A mitad del 2024, en pleno inicio del invierno peruano, a la playa de Punta Negra la cubren bolsas, conchitas medianas, partes de redes de pescar, algas pardas y botellas vacías de varios colores. En la orilla del mar, algo llama la atención de Alejandra León, Nicolás Buitrón y Diego Gonzales, estudiantes de biología marina. Son cápsulas de huevos de rayas: pequeños objetos opacos, endurecidos por la sal y el sol, que en algunas partes llaman «monederos de sirena «. Están por todas partes. Unas 27 en total. Los tres se agachan, las examinan, y descubren que 15 aún contienen vida. Los rayos solares aún no los han alcanzado.
——————
→ EJERCICIOS:
a - ¿Puedes volver a escribir, sin cambiar nada, el pasaje del texto sobre las cápsulas de huevos de raya que va de "A mitad del" a "los han alcanzado."?
b - ¿Cómo sigue el texto sobre las cápsulas de huevos de raya? Continúalo a partir de su última oración.
Estos datos no hacen falta para nada.

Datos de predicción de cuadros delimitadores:
——————
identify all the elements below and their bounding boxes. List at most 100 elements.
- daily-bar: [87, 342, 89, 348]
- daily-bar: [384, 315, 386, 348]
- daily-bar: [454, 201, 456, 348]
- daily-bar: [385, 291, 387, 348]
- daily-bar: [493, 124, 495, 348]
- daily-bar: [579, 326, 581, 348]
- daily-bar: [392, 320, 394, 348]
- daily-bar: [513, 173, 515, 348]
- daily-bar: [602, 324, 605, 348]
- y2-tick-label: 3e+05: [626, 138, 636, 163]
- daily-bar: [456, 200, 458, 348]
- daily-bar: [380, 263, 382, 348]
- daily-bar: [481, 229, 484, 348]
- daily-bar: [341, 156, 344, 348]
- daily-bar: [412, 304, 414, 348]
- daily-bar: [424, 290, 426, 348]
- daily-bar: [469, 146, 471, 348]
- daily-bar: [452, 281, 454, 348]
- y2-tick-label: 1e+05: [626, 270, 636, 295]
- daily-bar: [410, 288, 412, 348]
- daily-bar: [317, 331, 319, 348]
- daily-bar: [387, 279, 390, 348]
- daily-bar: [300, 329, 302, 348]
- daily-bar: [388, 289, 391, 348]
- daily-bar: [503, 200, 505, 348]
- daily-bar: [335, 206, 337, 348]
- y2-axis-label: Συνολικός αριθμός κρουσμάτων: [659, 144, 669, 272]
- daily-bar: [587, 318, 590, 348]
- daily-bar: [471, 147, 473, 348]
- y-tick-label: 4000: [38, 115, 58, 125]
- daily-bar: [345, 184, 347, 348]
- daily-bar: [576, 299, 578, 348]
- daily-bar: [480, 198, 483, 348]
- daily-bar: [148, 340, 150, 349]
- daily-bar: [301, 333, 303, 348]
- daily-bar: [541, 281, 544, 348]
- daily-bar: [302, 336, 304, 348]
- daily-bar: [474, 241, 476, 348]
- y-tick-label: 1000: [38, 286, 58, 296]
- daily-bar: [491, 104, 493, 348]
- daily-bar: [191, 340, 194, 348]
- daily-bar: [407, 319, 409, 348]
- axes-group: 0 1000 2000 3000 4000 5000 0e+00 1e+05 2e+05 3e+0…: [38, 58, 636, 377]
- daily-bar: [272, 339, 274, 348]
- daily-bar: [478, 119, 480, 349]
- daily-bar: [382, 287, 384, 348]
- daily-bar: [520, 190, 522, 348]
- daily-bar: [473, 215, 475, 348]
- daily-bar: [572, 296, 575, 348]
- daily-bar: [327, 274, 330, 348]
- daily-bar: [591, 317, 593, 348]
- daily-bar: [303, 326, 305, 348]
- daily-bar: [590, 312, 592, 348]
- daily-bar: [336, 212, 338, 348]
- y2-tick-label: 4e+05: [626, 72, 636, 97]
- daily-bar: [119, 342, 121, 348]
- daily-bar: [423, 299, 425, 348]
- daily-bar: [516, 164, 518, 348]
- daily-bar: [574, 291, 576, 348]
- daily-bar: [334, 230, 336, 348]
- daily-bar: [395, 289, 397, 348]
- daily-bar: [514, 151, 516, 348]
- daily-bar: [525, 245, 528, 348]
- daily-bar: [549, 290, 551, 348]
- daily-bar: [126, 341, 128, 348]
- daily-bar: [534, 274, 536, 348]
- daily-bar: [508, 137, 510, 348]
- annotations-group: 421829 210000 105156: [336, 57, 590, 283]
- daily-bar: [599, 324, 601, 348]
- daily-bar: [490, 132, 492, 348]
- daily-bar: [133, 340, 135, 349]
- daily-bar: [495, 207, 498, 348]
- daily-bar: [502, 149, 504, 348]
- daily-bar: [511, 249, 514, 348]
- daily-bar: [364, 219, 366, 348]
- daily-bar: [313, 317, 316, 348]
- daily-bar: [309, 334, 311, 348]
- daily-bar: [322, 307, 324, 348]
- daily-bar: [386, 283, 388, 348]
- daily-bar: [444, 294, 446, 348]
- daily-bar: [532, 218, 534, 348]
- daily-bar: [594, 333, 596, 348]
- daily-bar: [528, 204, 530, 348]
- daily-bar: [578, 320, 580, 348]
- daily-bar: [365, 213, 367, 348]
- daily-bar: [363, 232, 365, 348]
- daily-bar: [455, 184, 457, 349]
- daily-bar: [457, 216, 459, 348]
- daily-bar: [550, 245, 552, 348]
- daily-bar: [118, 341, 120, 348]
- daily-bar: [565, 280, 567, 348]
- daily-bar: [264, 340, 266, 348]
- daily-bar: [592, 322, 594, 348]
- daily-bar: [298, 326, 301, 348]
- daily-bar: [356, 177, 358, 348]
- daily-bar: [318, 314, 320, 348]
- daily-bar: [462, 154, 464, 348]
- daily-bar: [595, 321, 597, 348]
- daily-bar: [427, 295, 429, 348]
——————
→ RESPUESTAS EN ORDEN:
a -
A mitad del 2024, en pleno inicio del invierno peruano, a la playa de Punta Negra la cubren bolsas, conchitas medianas, partes de redes de pescar, algas pardas y botellas vacías de varios colores. En la orilla del mar, algo llama la atención de Alejandra León, Nicolás Buitrón y Diego Gonzales, estudiantes de biología marina. Son cápsulas de huevos de rayas: pequeños objetos opacos, endurecidos por la sal y el sol, que en algunas partes llaman «monederos de sirena «. Están por todas partes. Unas 27 en total. Los tres se agachan, las examinan, y descubren que 15 aún contienen vida. Los rayos solares aún no los han alcanzado.

b -
El hallazgo desencadena una operación que mezcla urgencia y precisión. Las cápsulas son llevadas al Laboratorio de Larvicultura Experimental de la Universidad Científica del Sur. Allí, en una pecera que imita las condiciones del mar, comienzan los cuidados. La docente Keny Kanagusuku, experta en peces cartilaginosos (tiburones, rayas y quimeras), es quien organiza el trabajo: medir a los embriones, ajustar la temperatura, alimentarlos con organismos vivos. Cada acción parece insignificante, pero no lo es. Kanagusuku ya había trabajado con la especie Sympterygia brevicaudata (o raya espinosa de nombre común) en el pasado, y esa experiencia les permite anticipar problemas y evitarlos.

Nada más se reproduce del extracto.